» **WRITTEN PROBLEM**:
Give an exact transcription of every line, dropping the images.
---------- EXTRACTED MATERIAL
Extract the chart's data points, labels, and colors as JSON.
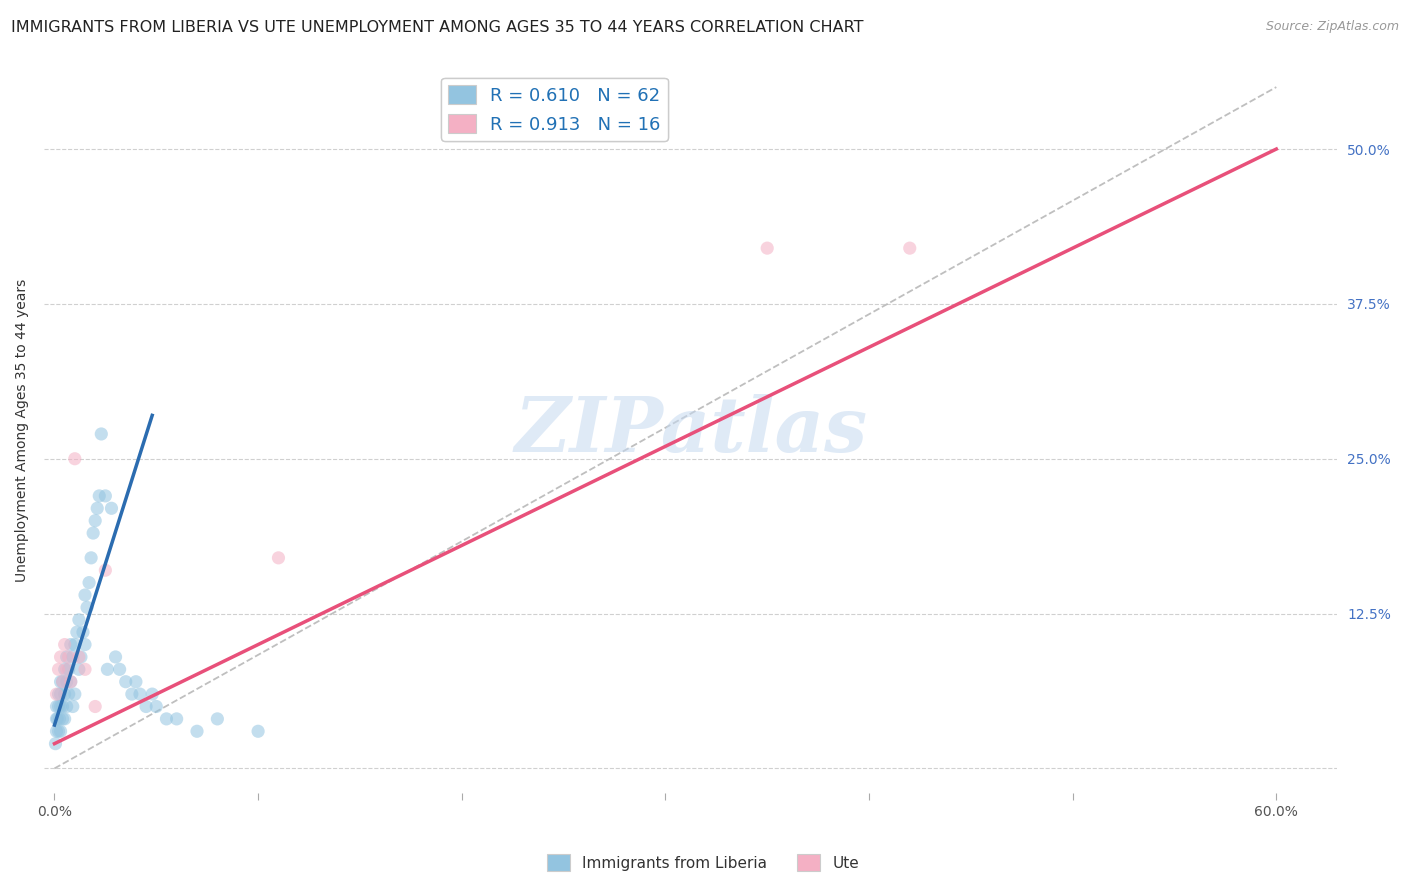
{
  "title": "IMMIGRANTS FROM LIBERIA VS UTE UNEMPLOYMENT AMONG AGES 35 TO 44 YEARS CORRELATION CHART",
  "source": "Source: ZipAtlas.com",
  "ylabel": "Unemployment Among Ages 35 to 44 years",
  "xlim": [
    -0.005,
    0.63
  ],
  "ylim": [
    -0.02,
    0.565
  ],
  "xtick_positions": [
    0.0,
    0.1,
    0.2,
    0.3,
    0.4,
    0.5,
    0.6
  ],
  "xticklabels": [
    "0.0%",
    "",
    "",
    "",
    "",
    "",
    "60.0%"
  ],
  "ytick_positions": [
    0.0,
    0.125,
    0.25,
    0.375,
    0.5
  ],
  "ytick_labels": [
    "",
    "12.5%",
    "25.0%",
    "37.5%",
    "50.0%"
  ],
  "watermark": "ZIPatlas",
  "blue_color": "#93c4e0",
  "pink_color": "#f4b0c4",
  "blue_line_color": "#2b6cb0",
  "pink_line_color": "#e8507a",
  "right_ytick_color": "#4472c4",
  "bg_color": "#ffffff",
  "grid_color": "#d0d0d0",
  "title_fontsize": 11.5,
  "axis_label_fontsize": 10,
  "tick_fontsize": 10,
  "watermark_fontsize": 55,
  "scatter_size": 90,
  "scatter_alpha": 0.55,
  "legend_labels_bottom": [
    "Immigrants from Liberia",
    "Ute"
  ],
  "blue_line_x": [
    0.0,
    0.048
  ],
  "blue_line_y": [
    0.035,
    0.285
  ],
  "pink_line_x": [
    0.0,
    0.6
  ],
  "pink_line_y": [
    0.02,
    0.5
  ],
  "ref_line_x": [
    0.0,
    0.6
  ],
  "ref_line_y": [
    0.0,
    0.55
  ],
  "blue_x": [
    0.0005,
    0.001,
    0.001,
    0.001,
    0.0015,
    0.002,
    0.002,
    0.002,
    0.0025,
    0.003,
    0.003,
    0.003,
    0.003,
    0.004,
    0.004,
    0.004,
    0.005,
    0.005,
    0.005,
    0.006,
    0.006,
    0.006,
    0.007,
    0.007,
    0.008,
    0.008,
    0.009,
    0.009,
    0.01,
    0.01,
    0.011,
    0.012,
    0.012,
    0.013,
    0.014,
    0.015,
    0.015,
    0.016,
    0.017,
    0.018,
    0.019,
    0.02,
    0.021,
    0.022,
    0.023,
    0.025,
    0.026,
    0.028,
    0.03,
    0.032,
    0.035,
    0.038,
    0.04,
    0.042,
    0.045,
    0.048,
    0.05,
    0.055,
    0.06,
    0.07,
    0.08,
    0.1
  ],
  "blue_y": [
    0.02,
    0.03,
    0.04,
    0.05,
    0.04,
    0.03,
    0.05,
    0.06,
    0.04,
    0.03,
    0.05,
    0.06,
    0.07,
    0.04,
    0.05,
    0.07,
    0.04,
    0.06,
    0.08,
    0.05,
    0.07,
    0.09,
    0.06,
    0.08,
    0.07,
    0.1,
    0.05,
    0.09,
    0.06,
    0.1,
    0.11,
    0.08,
    0.12,
    0.09,
    0.11,
    0.1,
    0.14,
    0.13,
    0.15,
    0.17,
    0.19,
    0.2,
    0.21,
    0.22,
    0.27,
    0.22,
    0.08,
    0.21,
    0.09,
    0.08,
    0.07,
    0.06,
    0.07,
    0.06,
    0.05,
    0.06,
    0.05,
    0.04,
    0.04,
    0.03,
    0.04,
    0.03
  ],
  "pink_x": [
    0.001,
    0.002,
    0.003,
    0.004,
    0.005,
    0.006,
    0.007,
    0.008,
    0.01,
    0.012,
    0.015,
    0.02,
    0.025,
    0.11,
    0.35,
    0.42
  ],
  "pink_y": [
    0.06,
    0.08,
    0.09,
    0.07,
    0.1,
    0.08,
    0.09,
    0.07,
    0.25,
    0.09,
    0.08,
    0.05,
    0.16,
    0.17,
    0.42,
    0.42
  ]
}
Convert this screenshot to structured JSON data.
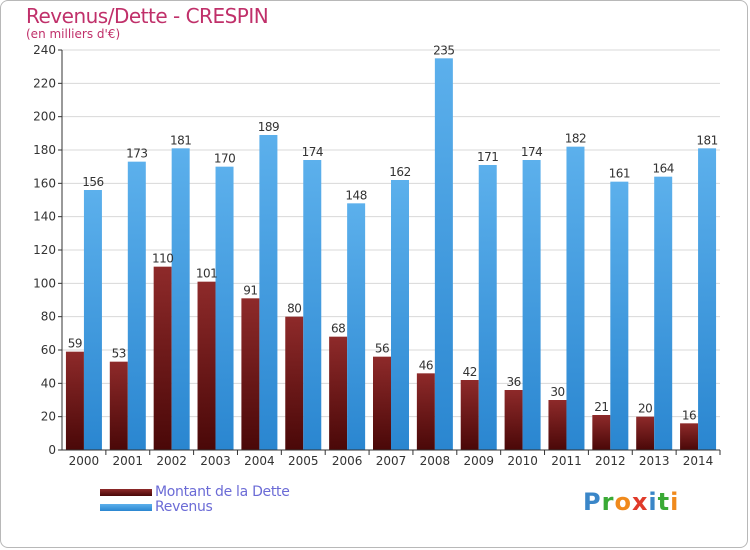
{
  "header": {
    "title": "Revenus/Dette - CRESPIN",
    "subtitle": "(en milliers d'€)"
  },
  "legend": {
    "items": [
      {
        "label": "Montant de la Dette",
        "color": "#7a1a1a"
      },
      {
        "label": "Revenus",
        "color": "#3a98e0"
      }
    ]
  },
  "logo": {
    "text": "Proxiti",
    "letters": [
      {
        "ch": "P",
        "color": "#3a86c8"
      },
      {
        "ch": "r",
        "color": "#3aaa35"
      },
      {
        "ch": "o",
        "color": "#f08a1c"
      },
      {
        "ch": "x",
        "color": "#e03a2a"
      },
      {
        "ch": "i",
        "color": "#3a86c8"
      },
      {
        "ch": "t",
        "color": "#3aaa35"
      },
      {
        "ch": "i",
        "color": "#f08a1c"
      }
    ]
  },
  "chart_data": {
    "type": "bar",
    "title": "Revenus/Dette - CRESPIN",
    "subtitle": "(en milliers d'€)",
    "categories": [
      "2000",
      "2001",
      "2002",
      "2003",
      "2004",
      "2005",
      "2006",
      "2007",
      "2008",
      "2009",
      "2010",
      "2011",
      "2012",
      "2013",
      "2014"
    ],
    "series": [
      {
        "name": "Montant de la Dette",
        "color": "#7a1a1a",
        "values": [
          59,
          53,
          110,
          101,
          91,
          80,
          68,
          56,
          46,
          42,
          36,
          30,
          21,
          20,
          16
        ]
      },
      {
        "name": "Revenus",
        "color": "#3a98e0",
        "values": [
          156,
          173,
          181,
          170,
          189,
          174,
          148,
          162,
          235,
          171,
          174,
          182,
          161,
          164,
          181
        ]
      }
    ],
    "ylim": [
      0,
      240
    ],
    "yticks": [
      0,
      20,
      40,
      60,
      80,
      100,
      120,
      140,
      160,
      180,
      200,
      220,
      240
    ],
    "grid": true,
    "legend_position": "bottom-left"
  }
}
--------------------
» **ANSWER TO THIS EXERCISE**:
Extract the chart's data points, labels, and colors as JSON.
{
  "title": "IMMIGRANTS FROM LIBERIA VS UTE UNEMPLOYMENT AMONG AGES 35 TO 44 YEARS CORRELATION CHART",
  "source": "Source: ZipAtlas.com",
  "ylabel": "Unemployment Among Ages 35 to 44 years",
  "xlim": [
    -0.005,
    0.63
  ],
  "ylim": [
    -0.02,
    0.565
  ],
  "xtick_positions": [
    0.0,
    0.1,
    0.2,
    0.3,
    0.4,
    0.5,
    0.6
  ],
  "xticklabels": [
    "0.0%",
    "",
    "",
    "",
    "",
    "",
    "60.0%"
  ],
  "ytick_positions": [
    0.0,
    0.125,
    0.25,
    0.375,
    0.5
  ],
  "ytick_labels": [
    "",
    "12.5%",
    "25.0%",
    "37.5%",
    "50.0%"
  ],
  "watermark": "ZIPatlas",
  "blue_color": "#93c4e0",
  "pink_color": "#f4b0c4",
  "blue_line_color": "#2b6cb0",
  "pink_line_color": "#e8507a",
  "right_ytick_color": "#4472c4",
  "bg_color": "#ffffff",
  "grid_color": "#d0d0d0",
  "title_fontsize": 11.5,
  "axis_label_fontsize": 10,
  "tick_fontsize": 10,
  "watermark_fontsize": 55,
  "scatter_size": 90,
  "scatter_alpha": 0.55,
  "legend_labels_bottom": [
    "Immigrants from Liberia",
    "Ute"
  ],
  "blue_line_x": [
    0.0,
    0.048
  ],
  "blue_line_y": [
    0.035,
    0.285
  ],
  "pink_line_x": [
    0.0,
    0.6
  ],
  "pink_line_y": [
    0.02,
    0.5
  ],
  "ref_line_x": [
    0.0,
    0.6
  ],
  "ref_line_y": [
    0.0,
    0.55
  ],
  "blue_x": [
    0.0005,
    0.001,
    0.001,
    0.001,
    0.0015,
    0.002,
    0.002,
    0.002,
    0.0025,
    0.003,
    0.003,
    0.003,
    0.003,
    0.004,
    0.004,
    0.004,
    0.005,
    0.005,
    0.005,
    0.006,
    0.006,
    0.006,
    0.007,
    0.007,
    0.008,
    0.008,
    0.009,
    0.009,
    0.01,
    0.01,
    0.011,
    0.012,
    0.012,
    0.013,
    0.014,
    0.015,
    0.015,
    0.016,
    0.017,
    0.018,
    0.019,
    0.02,
    0.021,
    0.022,
    0.023,
    0.025,
    0.026,
    0.028,
    0.03,
    0.032,
    0.035,
    0.038,
    0.04,
    0.042,
    0.045,
    0.048,
    0.05,
    0.055,
    0.06,
    0.07,
    0.08,
    0.1
  ],
  "blue_y": [
    0.02,
    0.03,
    0.04,
    0.05,
    0.04,
    0.03,
    0.05,
    0.06,
    0.04,
    0.03,
    0.05,
    0.06,
    0.07,
    0.04,
    0.05,
    0.07,
    0.04,
    0.06,
    0.08,
    0.05,
    0.07,
    0.09,
    0.06,
    0.08,
    0.07,
    0.1,
    0.05,
    0.09,
    0.06,
    0.1,
    0.11,
    0.08,
    0.12,
    0.09,
    0.11,
    0.1,
    0.14,
    0.13,
    0.15,
    0.17,
    0.19,
    0.2,
    0.21,
    0.22,
    0.27,
    0.22,
    0.08,
    0.21,
    0.09,
    0.08,
    0.07,
    0.06,
    0.07,
    0.06,
    0.05,
    0.06,
    0.05,
    0.04,
    0.04,
    0.03,
    0.04,
    0.03
  ],
  "pink_x": [
    0.001,
    0.002,
    0.003,
    0.004,
    0.005,
    0.006,
    0.007,
    0.008,
    0.01,
    0.012,
    0.015,
    0.02,
    0.025,
    0.11,
    0.35,
    0.42
  ],
  "pink_y": [
    0.06,
    0.08,
    0.09,
    0.07,
    0.1,
    0.08,
    0.09,
    0.07,
    0.25,
    0.09,
    0.08,
    0.05,
    0.16,
    0.17,
    0.42,
    0.42
  ]
}
Convert this screenshot to structured JSON data.
{
  "header": {
    "title": "Revenus/Dette - CRESPIN",
    "subtitle": "(en milliers d'€)"
  },
  "legend": {
    "items": [
      {
        "label": "Montant de la Dette",
        "color": "#7a1a1a"
      },
      {
        "label": "Revenus",
        "color": "#3a98e0"
      }
    ]
  },
  "logo": {
    "text": "Proxiti",
    "letters": [
      {
        "ch": "P",
        "color": "#3a86c8"
      },
      {
        "ch": "r",
        "color": "#3aaa35"
      },
      {
        "ch": "o",
        "color": "#f08a1c"
      },
      {
        "ch": "x",
        "color": "#e03a2a"
      },
      {
        "ch": "i",
        "color": "#3a86c8"
      },
      {
        "ch": "t",
        "color": "#3aaa35"
      },
      {
        "ch": "i",
        "color": "#f08a1c"
      }
    ]
  },
  "chart_data": {
    "type": "bar",
    "title": "Revenus/Dette - CRESPIN",
    "subtitle": "(en milliers d'€)",
    "categories": [
      "2000",
      "2001",
      "2002",
      "2003",
      "2004",
      "2005",
      "2006",
      "2007",
      "2008",
      "2009",
      "2010",
      "2011",
      "2012",
      "2013",
      "2014"
    ],
    "series": [
      {
        "name": "Montant de la Dette",
        "color": "#7a1a1a",
        "values": [
          59,
          53,
          110,
          101,
          91,
          80,
          68,
          56,
          46,
          42,
          36,
          30,
          21,
          20,
          16
        ]
      },
      {
        "name": "Revenus",
        "color": "#3a98e0",
        "values": [
          156,
          173,
          181,
          170,
          189,
          174,
          148,
          162,
          235,
          171,
          174,
          182,
          161,
          164,
          181
        ]
      }
    ],
    "ylim": [
      0,
      240
    ],
    "yticks": [
      0,
      20,
      40,
      60,
      80,
      100,
      120,
      140,
      160,
      180,
      200,
      220,
      240
    ],
    "grid": true,
    "legend_position": "bottom-left"
  }
}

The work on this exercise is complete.